▶ THE REQUEST: Produce a verbatim transcription of the records below, beginning at the line containing "OCR this image." and ending at the final line; include only those lines.

———

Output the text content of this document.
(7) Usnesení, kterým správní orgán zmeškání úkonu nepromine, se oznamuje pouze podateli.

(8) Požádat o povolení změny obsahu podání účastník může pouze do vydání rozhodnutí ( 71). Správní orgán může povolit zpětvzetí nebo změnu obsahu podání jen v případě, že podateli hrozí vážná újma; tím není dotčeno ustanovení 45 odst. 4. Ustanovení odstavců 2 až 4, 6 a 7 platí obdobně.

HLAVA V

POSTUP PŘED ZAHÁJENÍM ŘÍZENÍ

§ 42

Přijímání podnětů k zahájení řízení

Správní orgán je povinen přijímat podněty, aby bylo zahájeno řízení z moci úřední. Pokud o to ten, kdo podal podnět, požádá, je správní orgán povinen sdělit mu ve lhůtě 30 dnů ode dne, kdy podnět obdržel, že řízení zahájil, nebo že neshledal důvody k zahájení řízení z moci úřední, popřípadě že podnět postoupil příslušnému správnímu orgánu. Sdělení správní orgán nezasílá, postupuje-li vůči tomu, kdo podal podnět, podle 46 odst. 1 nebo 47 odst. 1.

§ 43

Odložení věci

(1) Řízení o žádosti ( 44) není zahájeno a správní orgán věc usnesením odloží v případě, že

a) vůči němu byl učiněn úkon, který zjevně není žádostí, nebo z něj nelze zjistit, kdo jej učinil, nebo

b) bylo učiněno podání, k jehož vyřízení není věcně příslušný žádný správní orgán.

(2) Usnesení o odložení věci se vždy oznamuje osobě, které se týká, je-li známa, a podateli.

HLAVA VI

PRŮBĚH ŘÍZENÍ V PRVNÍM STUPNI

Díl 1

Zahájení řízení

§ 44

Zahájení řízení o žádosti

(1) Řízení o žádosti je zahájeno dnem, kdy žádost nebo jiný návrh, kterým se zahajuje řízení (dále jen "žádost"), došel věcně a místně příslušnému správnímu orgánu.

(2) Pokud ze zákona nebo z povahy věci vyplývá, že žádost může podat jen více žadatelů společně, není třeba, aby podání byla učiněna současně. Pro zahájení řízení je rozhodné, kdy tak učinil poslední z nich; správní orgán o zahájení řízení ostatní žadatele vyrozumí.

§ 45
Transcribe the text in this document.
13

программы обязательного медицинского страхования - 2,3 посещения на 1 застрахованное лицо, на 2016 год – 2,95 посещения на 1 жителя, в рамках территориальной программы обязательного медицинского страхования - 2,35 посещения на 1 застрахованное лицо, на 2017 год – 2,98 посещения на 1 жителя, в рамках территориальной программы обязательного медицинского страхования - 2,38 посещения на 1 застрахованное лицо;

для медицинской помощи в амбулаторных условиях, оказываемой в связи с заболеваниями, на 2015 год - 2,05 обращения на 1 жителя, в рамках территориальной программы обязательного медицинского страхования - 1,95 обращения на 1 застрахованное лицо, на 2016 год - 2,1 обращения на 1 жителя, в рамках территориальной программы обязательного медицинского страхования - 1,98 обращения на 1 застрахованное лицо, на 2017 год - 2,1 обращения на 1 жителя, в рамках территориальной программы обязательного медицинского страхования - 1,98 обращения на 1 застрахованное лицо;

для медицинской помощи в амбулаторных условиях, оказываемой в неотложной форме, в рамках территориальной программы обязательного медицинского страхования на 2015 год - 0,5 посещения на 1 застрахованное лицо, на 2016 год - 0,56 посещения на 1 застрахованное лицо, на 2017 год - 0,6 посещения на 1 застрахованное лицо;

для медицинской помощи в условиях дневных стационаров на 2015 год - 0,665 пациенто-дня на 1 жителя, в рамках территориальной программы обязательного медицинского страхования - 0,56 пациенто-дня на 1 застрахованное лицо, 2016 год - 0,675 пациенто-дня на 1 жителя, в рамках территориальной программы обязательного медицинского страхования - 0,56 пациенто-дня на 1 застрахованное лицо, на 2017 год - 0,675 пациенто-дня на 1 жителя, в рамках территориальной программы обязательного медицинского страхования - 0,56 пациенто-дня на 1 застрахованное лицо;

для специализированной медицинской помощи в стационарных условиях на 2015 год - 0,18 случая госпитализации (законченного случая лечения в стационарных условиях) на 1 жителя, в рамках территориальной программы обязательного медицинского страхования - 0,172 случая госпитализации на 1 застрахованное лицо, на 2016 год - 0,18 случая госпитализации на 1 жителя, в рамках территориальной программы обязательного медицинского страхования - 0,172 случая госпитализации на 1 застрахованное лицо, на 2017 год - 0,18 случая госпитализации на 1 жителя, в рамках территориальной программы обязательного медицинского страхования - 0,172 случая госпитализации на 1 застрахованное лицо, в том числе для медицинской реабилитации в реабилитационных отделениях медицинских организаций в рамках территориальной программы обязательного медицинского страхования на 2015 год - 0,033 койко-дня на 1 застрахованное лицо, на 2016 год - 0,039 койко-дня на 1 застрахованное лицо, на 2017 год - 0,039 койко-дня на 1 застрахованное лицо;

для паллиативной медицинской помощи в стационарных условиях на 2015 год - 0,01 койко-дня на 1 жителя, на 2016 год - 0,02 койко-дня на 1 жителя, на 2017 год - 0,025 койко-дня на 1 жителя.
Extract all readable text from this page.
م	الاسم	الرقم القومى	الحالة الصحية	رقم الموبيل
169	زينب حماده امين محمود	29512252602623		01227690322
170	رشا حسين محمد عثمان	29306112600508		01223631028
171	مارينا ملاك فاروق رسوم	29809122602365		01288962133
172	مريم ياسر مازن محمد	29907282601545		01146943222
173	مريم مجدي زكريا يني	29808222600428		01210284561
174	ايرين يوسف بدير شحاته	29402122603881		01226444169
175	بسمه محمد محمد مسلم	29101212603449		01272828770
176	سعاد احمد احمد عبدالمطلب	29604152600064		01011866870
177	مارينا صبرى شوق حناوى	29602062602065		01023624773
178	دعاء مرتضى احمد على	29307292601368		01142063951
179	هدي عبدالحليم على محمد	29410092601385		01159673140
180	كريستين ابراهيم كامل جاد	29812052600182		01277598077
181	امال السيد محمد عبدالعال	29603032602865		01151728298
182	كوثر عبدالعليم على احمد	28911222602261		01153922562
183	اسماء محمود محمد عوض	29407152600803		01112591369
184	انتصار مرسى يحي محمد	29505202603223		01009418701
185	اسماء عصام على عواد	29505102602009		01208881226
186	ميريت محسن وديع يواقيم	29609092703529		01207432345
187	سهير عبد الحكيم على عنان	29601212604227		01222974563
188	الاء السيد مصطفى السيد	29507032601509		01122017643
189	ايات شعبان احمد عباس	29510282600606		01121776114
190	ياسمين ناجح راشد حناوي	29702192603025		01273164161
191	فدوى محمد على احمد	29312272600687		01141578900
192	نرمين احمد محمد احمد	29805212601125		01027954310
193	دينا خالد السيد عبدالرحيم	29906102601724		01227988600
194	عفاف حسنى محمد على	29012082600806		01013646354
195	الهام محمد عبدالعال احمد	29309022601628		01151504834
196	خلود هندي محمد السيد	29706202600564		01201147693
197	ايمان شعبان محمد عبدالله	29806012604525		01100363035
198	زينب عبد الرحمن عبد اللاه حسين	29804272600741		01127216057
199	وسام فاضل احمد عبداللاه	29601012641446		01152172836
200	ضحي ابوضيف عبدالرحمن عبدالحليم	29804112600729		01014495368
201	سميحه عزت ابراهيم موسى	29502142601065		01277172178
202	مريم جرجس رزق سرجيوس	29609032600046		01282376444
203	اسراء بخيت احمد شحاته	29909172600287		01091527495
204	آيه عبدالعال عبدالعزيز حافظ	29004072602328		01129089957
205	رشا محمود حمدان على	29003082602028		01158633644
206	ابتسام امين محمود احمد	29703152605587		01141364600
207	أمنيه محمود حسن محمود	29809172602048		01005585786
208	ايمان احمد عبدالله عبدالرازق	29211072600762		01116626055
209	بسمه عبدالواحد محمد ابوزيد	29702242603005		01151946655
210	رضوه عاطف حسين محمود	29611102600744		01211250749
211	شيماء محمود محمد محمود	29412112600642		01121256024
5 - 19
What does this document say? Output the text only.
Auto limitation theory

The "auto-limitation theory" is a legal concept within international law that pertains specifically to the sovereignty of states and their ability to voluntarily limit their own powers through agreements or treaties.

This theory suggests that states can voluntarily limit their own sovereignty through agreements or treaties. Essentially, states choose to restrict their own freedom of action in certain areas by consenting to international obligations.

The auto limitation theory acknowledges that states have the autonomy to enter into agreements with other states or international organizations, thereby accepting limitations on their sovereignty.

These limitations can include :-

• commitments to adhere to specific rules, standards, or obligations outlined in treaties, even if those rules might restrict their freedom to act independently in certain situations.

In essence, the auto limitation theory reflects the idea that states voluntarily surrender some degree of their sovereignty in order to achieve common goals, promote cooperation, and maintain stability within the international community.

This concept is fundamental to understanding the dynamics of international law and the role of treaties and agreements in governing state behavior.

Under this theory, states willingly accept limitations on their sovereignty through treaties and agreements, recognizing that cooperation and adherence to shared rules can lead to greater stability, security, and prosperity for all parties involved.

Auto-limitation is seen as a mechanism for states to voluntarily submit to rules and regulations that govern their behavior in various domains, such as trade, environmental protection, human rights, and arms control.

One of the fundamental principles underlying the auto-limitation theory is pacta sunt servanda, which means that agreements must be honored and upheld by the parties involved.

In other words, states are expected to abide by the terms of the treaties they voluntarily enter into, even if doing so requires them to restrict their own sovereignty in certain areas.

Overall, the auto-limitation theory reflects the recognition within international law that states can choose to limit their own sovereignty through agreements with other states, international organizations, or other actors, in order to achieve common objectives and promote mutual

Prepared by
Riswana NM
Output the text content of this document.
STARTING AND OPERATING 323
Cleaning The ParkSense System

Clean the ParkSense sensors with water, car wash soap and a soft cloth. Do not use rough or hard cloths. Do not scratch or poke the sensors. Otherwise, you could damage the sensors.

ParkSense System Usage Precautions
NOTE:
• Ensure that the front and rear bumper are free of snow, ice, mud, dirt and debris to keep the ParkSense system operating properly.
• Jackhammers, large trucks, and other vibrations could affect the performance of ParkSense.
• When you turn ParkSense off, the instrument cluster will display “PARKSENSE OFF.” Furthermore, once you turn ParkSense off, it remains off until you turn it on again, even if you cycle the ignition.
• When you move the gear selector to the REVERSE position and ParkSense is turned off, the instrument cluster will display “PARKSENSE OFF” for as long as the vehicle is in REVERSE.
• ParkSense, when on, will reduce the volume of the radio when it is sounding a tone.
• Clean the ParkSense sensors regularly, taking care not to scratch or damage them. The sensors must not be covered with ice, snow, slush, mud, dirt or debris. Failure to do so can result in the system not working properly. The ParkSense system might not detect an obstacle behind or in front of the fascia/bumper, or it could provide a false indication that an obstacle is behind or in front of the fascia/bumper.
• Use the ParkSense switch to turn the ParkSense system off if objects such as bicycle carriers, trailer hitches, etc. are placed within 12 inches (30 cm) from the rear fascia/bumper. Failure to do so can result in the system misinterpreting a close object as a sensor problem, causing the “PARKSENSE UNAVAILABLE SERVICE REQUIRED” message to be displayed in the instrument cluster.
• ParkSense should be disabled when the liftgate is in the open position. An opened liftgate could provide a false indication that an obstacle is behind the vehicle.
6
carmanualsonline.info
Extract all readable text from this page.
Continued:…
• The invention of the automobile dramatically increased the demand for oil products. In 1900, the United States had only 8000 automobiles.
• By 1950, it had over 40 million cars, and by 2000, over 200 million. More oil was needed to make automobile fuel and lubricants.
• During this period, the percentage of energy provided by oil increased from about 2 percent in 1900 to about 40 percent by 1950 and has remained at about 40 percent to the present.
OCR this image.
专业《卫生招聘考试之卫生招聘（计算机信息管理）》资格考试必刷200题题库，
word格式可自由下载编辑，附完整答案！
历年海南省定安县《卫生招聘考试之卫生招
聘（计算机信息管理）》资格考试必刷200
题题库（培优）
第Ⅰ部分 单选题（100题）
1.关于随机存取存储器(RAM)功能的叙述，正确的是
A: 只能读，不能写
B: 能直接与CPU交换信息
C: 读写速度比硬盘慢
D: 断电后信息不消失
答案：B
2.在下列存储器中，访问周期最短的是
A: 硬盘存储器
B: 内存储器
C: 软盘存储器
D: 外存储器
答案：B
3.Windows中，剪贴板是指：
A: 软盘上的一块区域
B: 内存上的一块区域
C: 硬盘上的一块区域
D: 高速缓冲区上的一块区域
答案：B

———

▶ THE RESPONSE:
OCR this image.
专业《卫生招聘考试之卫生招聘（计算机信息管理）》资格考试必刷200题题库，
word格式可自由下载编辑，附完整答案！
历年海南省定安县《卫生招聘考试之卫生招
聘（计算机信息管理）》资格考试必刷200
题题库（培优）
第Ⅰ部分 单选题（100题）
1.关于随机存取存储器(RAM)功能的叙述，正确的是
A: 只能读，不能写
B: 能直接与CPU交换信息
C: 读写速度比硬盘慢
D: 断电后信息不消失
答案：B
2.在下列存储器中，访问周期最短的是
A: 硬盘存储器
B: 内存储器
C: 软盘存储器
D: 外存储器
答案：B
3.Windows中，剪贴板是指：
A: 软盘上的一块区域
B: 内存上的一块区域
C: 硬盘上的一块区域
D: 高速缓冲区上的一块区域
答案：B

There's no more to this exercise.